Aim of the exercise: Copy out each line of the listing that has the word "more" in it.

====== Task material ======

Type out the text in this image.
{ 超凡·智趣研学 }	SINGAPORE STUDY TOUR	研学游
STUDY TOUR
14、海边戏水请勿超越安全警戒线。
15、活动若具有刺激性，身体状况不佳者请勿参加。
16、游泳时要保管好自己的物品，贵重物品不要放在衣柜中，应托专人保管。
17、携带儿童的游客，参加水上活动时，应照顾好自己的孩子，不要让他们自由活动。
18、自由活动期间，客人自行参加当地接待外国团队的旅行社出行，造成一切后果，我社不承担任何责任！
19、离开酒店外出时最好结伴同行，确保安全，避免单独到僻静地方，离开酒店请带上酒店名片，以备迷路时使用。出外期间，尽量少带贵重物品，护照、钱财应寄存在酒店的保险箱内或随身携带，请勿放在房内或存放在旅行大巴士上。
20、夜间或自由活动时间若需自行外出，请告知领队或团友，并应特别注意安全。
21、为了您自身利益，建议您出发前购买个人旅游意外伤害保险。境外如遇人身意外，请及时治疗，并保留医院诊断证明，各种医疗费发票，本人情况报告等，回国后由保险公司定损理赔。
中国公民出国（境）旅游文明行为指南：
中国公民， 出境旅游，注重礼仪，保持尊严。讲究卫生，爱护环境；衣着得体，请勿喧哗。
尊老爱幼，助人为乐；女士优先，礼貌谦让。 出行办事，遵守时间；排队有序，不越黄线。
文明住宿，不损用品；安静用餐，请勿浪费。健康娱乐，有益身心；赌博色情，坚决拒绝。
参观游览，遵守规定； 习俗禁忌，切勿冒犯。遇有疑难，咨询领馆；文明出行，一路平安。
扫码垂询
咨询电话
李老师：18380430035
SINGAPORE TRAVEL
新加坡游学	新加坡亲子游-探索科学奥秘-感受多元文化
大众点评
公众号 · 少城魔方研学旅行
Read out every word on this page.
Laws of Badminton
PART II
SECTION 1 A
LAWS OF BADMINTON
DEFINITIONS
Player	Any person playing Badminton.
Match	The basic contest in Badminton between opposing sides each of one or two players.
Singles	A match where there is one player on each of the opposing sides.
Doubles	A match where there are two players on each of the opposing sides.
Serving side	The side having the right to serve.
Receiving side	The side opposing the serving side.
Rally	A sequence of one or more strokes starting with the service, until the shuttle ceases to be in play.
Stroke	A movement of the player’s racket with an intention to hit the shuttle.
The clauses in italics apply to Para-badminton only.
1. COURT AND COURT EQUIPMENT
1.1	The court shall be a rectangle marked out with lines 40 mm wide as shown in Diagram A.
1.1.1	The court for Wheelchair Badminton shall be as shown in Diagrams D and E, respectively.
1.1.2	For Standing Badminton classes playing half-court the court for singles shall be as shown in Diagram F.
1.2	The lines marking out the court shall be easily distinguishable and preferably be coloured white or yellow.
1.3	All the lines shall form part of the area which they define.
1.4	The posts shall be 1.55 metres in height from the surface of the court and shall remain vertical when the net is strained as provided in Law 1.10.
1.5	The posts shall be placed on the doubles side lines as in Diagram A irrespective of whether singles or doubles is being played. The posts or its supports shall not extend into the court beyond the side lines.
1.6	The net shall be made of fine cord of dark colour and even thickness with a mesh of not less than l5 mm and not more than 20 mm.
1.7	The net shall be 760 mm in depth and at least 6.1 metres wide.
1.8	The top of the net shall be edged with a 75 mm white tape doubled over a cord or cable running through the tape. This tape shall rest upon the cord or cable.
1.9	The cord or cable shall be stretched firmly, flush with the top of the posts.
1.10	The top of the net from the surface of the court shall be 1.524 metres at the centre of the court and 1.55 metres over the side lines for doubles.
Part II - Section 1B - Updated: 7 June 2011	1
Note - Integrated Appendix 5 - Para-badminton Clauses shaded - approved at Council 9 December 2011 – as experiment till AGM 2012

======

Right answer:
Rally	A sequence of one or more strokes starting with the service, until the shuttle ceases to be in play.
1.6	The net shall be made of fine cord of dark colour and even thickness with a mesh of not less than l5 mm and not more than 20 mm.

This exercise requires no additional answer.